» Task details: Of the lines in the records that follow, how many include the word "Deviations"? Answer with a bare number.

* BEGIN Available data *

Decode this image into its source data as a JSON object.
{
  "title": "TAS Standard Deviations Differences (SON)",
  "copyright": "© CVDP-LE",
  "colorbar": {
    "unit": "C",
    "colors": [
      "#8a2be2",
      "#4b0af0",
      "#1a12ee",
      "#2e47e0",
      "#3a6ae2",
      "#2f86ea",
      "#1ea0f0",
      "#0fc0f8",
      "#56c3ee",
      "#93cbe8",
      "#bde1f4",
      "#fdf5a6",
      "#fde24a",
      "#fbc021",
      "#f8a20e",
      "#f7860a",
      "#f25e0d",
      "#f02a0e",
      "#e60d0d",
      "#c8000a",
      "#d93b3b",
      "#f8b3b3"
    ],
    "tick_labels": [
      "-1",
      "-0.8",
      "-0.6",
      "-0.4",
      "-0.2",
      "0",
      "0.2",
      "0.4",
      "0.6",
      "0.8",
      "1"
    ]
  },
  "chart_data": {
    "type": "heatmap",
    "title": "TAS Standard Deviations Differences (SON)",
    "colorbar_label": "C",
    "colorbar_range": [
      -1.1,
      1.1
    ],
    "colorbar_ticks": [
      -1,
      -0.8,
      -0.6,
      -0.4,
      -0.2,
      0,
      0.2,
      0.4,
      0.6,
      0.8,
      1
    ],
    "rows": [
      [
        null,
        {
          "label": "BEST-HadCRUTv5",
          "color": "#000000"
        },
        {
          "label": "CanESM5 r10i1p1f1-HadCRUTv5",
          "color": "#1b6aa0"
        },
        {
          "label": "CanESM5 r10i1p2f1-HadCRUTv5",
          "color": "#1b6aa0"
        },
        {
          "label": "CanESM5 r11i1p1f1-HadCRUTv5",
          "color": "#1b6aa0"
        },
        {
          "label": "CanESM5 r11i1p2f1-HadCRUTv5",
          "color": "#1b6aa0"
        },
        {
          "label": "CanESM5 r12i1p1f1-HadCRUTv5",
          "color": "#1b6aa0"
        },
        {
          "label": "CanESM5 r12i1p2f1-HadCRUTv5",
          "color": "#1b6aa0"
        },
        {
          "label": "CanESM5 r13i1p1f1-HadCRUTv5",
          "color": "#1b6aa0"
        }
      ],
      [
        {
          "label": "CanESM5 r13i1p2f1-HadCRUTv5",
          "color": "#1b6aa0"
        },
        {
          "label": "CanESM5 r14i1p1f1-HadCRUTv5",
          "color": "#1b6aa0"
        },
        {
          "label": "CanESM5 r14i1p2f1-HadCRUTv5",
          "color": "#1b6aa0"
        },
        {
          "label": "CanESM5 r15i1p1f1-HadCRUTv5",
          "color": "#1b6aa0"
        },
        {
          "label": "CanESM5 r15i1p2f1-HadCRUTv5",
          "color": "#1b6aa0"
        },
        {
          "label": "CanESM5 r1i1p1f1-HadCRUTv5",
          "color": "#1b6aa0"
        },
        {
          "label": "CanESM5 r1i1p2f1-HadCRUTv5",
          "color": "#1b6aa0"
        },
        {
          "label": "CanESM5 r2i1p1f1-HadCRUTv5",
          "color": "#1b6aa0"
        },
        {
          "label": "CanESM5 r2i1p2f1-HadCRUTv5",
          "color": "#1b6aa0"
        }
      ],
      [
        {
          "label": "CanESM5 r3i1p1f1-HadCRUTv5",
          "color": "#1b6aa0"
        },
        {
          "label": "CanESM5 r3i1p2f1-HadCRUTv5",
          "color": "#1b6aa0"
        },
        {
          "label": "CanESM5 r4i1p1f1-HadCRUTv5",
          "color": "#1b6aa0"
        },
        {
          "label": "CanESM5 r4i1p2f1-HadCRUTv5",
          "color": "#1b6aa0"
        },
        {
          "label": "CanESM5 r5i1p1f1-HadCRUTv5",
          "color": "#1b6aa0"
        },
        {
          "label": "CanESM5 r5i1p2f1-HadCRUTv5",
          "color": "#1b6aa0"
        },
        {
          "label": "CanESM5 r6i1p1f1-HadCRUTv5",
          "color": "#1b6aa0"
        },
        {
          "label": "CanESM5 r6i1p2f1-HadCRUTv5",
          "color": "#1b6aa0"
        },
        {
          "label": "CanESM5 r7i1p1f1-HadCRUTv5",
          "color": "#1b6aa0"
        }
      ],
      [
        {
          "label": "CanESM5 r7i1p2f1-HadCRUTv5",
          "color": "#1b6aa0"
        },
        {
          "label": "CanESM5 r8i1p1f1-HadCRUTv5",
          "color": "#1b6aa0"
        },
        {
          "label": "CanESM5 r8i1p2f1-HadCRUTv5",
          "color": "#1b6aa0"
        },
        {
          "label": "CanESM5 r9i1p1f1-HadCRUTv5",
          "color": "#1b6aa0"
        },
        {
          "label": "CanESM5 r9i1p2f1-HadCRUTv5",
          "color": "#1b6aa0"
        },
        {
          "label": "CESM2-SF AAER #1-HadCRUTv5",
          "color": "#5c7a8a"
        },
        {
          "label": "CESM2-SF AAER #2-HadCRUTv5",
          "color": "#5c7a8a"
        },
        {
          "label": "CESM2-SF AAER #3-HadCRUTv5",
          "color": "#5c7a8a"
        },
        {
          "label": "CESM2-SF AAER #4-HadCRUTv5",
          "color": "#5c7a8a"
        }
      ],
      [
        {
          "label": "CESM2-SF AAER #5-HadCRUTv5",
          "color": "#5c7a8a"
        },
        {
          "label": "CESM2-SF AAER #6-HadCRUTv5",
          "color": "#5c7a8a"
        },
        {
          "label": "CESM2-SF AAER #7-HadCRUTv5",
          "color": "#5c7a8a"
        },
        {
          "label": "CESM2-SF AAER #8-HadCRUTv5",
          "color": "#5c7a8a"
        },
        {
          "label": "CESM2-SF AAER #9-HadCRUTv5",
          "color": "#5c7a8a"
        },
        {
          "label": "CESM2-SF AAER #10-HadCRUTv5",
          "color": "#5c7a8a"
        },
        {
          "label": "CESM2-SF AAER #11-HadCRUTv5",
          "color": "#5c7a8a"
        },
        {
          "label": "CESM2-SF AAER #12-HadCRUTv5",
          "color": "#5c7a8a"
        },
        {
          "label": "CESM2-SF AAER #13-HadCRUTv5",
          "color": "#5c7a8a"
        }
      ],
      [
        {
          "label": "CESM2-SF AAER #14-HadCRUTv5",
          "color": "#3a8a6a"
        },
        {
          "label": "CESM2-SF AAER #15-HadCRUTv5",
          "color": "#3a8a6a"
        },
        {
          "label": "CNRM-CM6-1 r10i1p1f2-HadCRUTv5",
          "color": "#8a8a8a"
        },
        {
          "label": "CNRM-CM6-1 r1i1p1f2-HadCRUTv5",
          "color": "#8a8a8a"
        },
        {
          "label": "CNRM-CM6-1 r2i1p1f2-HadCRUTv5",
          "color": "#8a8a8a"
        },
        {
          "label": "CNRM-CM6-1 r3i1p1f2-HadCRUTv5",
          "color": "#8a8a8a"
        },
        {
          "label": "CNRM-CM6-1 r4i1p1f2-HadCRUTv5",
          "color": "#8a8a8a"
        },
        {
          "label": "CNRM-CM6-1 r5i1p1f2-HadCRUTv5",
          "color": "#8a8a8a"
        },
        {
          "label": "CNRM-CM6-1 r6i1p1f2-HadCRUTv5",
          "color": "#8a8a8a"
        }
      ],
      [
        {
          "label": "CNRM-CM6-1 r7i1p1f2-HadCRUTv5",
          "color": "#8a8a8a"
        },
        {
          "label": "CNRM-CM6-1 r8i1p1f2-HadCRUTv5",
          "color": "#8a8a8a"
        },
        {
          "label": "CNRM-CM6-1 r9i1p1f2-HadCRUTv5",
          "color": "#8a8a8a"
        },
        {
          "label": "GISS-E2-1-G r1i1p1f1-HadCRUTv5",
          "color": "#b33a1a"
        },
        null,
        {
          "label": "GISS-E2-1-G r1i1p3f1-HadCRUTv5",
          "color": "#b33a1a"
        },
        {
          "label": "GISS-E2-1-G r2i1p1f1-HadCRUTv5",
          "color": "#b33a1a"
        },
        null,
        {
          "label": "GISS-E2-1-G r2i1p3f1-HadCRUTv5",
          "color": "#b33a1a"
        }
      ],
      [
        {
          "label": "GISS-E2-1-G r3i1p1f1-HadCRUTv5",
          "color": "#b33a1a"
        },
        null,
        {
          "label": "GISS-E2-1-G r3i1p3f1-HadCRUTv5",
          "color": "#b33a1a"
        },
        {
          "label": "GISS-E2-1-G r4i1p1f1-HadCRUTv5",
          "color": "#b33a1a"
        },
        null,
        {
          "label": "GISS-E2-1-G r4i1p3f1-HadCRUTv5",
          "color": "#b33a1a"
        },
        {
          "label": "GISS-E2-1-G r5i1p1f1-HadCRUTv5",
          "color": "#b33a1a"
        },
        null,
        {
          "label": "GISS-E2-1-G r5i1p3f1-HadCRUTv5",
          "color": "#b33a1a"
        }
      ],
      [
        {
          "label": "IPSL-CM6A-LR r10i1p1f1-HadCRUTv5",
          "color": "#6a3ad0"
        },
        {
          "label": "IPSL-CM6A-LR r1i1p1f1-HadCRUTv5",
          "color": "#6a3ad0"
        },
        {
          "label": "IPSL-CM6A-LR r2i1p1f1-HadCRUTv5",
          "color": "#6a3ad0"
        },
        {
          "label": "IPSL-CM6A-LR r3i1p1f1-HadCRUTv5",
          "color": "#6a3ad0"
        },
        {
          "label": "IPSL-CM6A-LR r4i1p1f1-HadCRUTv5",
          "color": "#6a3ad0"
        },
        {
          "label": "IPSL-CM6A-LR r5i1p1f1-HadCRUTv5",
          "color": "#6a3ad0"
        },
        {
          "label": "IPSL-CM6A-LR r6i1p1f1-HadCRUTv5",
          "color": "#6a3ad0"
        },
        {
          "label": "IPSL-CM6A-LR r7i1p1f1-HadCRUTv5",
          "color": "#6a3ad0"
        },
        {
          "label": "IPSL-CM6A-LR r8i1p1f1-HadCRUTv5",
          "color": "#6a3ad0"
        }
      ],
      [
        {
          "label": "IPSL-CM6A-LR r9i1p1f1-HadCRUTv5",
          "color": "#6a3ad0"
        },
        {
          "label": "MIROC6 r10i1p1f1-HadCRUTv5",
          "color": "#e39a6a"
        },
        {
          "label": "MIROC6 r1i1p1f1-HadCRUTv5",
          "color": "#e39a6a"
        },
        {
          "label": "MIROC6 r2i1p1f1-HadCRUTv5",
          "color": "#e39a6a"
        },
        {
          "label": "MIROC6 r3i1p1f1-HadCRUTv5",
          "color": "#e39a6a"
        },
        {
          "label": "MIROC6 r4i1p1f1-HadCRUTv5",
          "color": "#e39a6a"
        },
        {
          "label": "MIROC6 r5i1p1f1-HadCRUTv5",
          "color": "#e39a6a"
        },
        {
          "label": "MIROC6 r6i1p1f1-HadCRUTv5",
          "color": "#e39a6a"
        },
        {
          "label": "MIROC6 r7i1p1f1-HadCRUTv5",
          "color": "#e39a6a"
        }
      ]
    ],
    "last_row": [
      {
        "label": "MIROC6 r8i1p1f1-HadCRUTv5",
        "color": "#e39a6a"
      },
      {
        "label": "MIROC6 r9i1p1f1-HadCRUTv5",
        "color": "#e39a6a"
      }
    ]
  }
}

* END Available data *

» Result for this exercise: 2